BEGIN SELECTED EXTRACT
Experience level for owning a Teacup Yorkie
We only recommend these dogs for experienced dog owners who plan on being home with the dog for much of the time. These dogs are prone to many health conditions and usually aren’t very healthy in most cases. They need to be fed often, or they may become hypoglycemic. This is especially true before they are full-grown, when they may need to be fed as many as seven times a day. Therefore, they are not suitable for those who will be at work for much of the day. You may come home to a puppy in a coma.
Due to their very specific needs, these dogs can be difficult for many first-time owners to handle. You’ll need to be very careful in puppy-proofing your home due to their tendency to get injured, as well as keep the puppies on a specific eating routine. Even normal things, like baths, can result in health concerns for these tiny dogs.
You’ll also need to be very careful in training and socializing these dogs, as they can be a bit territorial. Of course, due to their small size, they are not a danger to anyone else. However, they can easily be injured by other dogs – even accidentally. A larger dog can easily kick a Teacup Yorkie while running and seriously injure them.
If the puppy does become injured, there is usually little forgiveness. They are sensitive to anesthesia, so repairing the injuries may not be possible. This is also true for any health conditions these dogs develop. Sometimes, a cure is available, but these dogs are simply too small to receive it.
The line between keeping your puppy safe and ensuring that they socialize enough with other dogs is very thin. It can be challenging for even experienced dog owners to walk this line, which is one reason why the breed’s club recommends that these dogs aren’t bred at all. They are simply very challenging to keep healthy and happy.
In fact, we generally recommend that people refrain from purchasing these dogs due to the ethical concern involved. There is a reason dogs this small don’t exist widely. They are unhealthy and difficult to are for properly.
END SELECTED EXTRACT
### EXERCISE REQUIREMENTS
According to the Teacup Yorkie passage, how many times a day may a puppy need to be fed before it is full-grown? The rows are drawn from a source other than the Teacup Yorkie passage.
BEGIN MATERIAL PROVIDED
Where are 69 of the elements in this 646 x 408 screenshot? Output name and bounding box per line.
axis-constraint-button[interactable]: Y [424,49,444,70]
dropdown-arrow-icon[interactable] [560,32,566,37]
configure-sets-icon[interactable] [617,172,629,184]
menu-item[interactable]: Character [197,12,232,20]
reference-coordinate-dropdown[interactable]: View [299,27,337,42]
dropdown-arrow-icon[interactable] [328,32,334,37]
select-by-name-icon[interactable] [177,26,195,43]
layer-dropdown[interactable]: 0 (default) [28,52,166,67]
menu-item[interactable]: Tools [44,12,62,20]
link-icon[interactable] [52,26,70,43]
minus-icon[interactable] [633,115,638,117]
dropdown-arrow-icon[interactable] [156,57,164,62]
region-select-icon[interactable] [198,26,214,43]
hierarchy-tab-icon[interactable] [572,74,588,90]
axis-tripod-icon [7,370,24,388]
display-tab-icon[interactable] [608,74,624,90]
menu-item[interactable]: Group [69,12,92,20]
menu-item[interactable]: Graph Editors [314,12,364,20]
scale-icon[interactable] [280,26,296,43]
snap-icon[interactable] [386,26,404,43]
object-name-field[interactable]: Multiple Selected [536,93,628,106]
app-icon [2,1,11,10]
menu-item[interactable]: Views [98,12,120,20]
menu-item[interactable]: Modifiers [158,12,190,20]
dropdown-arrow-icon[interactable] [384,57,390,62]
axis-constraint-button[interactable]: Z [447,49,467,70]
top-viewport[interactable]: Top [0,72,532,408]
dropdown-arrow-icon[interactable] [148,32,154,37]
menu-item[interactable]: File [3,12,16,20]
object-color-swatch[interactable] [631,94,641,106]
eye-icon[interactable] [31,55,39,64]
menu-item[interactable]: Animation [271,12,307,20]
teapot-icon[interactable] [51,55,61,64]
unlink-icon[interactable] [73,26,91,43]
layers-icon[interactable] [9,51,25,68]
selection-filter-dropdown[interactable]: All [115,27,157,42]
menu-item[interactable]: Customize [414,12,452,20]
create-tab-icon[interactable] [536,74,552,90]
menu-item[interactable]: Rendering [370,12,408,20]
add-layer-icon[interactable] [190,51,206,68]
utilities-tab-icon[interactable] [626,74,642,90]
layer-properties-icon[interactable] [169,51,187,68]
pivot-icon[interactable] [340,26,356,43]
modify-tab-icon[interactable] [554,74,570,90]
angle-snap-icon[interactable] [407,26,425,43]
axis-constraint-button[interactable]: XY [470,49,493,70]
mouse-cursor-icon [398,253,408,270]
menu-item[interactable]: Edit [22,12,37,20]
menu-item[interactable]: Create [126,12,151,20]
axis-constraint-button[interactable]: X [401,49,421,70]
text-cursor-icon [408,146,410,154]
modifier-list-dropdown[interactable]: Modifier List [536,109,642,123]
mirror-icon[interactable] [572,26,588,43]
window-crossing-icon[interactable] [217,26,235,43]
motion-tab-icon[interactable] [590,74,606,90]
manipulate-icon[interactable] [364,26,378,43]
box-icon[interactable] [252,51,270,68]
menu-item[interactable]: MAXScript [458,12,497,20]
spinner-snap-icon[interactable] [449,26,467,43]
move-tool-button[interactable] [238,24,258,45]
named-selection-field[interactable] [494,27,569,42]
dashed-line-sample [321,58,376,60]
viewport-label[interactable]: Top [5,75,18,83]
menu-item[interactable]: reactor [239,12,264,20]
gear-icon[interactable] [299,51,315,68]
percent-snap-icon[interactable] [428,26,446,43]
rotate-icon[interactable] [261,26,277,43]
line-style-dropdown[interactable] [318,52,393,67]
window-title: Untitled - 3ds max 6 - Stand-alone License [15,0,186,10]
END MATERIAL PROVIDED
### EXERCISE SOLUTION
As many as seven times a day.